##### Listing

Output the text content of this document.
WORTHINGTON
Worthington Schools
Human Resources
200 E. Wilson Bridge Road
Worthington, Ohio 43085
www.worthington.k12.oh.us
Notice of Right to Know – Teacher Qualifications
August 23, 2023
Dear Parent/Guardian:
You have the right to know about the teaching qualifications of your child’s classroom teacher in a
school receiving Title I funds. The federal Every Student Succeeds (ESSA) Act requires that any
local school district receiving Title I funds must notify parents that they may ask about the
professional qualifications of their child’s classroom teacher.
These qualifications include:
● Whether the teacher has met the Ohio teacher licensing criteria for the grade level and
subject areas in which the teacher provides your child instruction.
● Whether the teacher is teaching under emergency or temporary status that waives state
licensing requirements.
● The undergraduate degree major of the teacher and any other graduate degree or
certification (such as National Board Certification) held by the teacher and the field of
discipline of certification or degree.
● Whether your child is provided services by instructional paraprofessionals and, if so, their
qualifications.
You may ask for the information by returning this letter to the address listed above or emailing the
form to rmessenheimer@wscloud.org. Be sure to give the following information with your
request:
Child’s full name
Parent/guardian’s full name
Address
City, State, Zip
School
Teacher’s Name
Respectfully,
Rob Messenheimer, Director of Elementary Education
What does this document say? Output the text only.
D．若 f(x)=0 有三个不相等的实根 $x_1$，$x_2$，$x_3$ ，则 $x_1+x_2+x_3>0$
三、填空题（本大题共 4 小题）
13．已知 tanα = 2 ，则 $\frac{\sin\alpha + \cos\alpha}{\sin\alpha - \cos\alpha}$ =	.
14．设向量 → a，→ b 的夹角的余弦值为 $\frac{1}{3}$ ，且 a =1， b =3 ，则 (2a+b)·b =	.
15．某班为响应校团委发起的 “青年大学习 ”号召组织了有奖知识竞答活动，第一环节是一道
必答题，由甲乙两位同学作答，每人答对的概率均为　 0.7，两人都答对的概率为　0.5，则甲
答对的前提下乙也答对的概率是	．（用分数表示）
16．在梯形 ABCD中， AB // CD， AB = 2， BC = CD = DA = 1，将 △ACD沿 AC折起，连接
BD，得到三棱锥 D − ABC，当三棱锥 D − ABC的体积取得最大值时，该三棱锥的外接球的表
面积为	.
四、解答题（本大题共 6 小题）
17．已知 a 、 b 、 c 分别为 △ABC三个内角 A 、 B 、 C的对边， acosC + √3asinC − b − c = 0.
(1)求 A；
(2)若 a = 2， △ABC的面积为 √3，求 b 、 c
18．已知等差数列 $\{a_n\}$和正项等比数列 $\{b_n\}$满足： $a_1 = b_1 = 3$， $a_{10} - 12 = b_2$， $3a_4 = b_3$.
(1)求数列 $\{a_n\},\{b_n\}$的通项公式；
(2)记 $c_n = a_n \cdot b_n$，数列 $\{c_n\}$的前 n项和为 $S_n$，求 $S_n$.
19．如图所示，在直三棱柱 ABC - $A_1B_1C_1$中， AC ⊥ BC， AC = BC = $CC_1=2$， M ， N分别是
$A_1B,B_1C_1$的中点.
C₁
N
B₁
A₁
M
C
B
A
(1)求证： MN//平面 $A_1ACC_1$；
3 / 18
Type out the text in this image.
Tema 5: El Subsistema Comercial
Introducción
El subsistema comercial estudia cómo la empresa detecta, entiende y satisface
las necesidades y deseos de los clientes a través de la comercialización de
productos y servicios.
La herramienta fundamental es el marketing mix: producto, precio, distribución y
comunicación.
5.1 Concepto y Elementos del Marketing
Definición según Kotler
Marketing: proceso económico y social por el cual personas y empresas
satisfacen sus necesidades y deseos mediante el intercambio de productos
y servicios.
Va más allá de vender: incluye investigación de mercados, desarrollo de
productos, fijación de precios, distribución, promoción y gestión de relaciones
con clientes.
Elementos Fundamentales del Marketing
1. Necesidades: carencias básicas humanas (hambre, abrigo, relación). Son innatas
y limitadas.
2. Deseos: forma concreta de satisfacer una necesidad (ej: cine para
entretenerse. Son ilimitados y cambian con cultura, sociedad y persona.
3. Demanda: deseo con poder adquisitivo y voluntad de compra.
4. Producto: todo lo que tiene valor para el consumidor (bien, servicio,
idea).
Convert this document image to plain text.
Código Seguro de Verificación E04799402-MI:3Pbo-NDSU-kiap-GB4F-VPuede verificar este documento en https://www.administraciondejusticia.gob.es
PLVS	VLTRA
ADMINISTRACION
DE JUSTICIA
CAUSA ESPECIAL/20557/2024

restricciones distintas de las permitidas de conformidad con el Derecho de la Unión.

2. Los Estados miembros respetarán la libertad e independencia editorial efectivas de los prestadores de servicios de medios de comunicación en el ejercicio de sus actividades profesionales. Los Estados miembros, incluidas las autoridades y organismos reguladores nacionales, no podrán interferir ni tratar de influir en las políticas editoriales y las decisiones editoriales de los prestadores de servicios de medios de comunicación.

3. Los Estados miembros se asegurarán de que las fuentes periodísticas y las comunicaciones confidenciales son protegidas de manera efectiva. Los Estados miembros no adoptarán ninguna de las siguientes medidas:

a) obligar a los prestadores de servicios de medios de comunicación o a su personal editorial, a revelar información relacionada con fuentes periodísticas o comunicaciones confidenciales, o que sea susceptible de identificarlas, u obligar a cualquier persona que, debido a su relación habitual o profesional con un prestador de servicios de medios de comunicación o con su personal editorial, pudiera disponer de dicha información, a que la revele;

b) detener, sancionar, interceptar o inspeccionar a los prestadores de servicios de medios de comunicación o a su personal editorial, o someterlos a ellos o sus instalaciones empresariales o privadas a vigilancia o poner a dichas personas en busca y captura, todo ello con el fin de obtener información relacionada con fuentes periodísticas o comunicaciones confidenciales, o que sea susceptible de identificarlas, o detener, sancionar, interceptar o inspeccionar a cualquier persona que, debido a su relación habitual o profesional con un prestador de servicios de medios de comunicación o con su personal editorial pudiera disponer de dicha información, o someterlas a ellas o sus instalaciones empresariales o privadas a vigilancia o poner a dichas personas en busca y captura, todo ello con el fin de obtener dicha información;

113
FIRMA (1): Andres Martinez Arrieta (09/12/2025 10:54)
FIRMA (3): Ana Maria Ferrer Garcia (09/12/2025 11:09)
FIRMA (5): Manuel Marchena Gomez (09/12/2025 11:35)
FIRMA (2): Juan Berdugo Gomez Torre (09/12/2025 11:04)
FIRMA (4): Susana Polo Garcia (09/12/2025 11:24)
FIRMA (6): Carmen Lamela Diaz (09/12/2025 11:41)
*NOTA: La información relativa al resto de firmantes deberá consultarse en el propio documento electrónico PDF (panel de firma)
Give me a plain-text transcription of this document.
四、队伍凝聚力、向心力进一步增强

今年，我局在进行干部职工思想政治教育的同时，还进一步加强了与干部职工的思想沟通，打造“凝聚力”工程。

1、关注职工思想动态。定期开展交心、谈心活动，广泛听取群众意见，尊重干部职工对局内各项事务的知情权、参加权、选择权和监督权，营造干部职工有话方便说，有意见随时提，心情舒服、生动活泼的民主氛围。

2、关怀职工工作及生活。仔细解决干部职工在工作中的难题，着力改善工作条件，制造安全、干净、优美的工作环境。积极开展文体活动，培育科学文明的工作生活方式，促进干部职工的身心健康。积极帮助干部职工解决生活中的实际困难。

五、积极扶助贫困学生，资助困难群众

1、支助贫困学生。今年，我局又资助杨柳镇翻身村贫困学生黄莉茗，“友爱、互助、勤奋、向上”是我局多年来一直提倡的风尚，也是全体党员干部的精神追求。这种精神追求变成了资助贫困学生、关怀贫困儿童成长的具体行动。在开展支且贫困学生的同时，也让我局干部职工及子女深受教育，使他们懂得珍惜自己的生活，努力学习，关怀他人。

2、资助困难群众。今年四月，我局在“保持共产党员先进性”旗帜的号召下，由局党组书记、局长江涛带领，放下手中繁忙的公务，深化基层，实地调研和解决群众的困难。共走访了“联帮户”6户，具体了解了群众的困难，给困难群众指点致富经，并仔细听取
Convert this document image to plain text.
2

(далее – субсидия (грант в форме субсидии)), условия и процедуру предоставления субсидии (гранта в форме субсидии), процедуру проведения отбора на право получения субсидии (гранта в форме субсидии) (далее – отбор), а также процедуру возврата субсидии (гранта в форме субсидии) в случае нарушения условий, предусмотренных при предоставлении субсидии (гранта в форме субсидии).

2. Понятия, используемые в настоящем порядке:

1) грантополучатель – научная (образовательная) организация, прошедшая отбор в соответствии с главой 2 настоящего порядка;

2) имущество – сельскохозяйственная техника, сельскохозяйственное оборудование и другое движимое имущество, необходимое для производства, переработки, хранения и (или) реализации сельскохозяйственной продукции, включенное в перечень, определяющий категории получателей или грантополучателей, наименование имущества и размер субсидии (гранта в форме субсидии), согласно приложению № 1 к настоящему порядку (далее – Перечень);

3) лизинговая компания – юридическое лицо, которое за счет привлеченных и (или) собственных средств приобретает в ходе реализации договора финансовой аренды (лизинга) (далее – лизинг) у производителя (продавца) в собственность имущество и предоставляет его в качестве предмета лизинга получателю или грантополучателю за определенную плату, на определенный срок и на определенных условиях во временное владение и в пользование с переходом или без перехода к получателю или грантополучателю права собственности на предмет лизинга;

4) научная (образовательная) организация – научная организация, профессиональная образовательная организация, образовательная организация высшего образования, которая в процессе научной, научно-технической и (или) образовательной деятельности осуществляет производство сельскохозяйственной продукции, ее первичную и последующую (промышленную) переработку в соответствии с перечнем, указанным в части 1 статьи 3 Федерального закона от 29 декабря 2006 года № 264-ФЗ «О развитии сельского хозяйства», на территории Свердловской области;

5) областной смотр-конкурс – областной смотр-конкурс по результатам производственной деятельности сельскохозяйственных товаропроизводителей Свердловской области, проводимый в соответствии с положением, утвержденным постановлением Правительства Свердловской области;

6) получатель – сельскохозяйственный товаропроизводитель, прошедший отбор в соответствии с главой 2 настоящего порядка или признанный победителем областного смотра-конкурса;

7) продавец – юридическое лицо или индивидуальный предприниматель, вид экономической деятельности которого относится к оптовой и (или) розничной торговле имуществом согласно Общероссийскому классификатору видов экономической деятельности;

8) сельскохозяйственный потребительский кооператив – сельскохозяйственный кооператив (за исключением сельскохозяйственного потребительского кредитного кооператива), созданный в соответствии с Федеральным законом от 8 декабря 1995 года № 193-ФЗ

##########

Given instruction: Look through the material above and pick out each line holding the word "Elementos".

Response to the task:
5.1 Concepto y Elementos del Marketing
Elementos Fundamentales del Marketing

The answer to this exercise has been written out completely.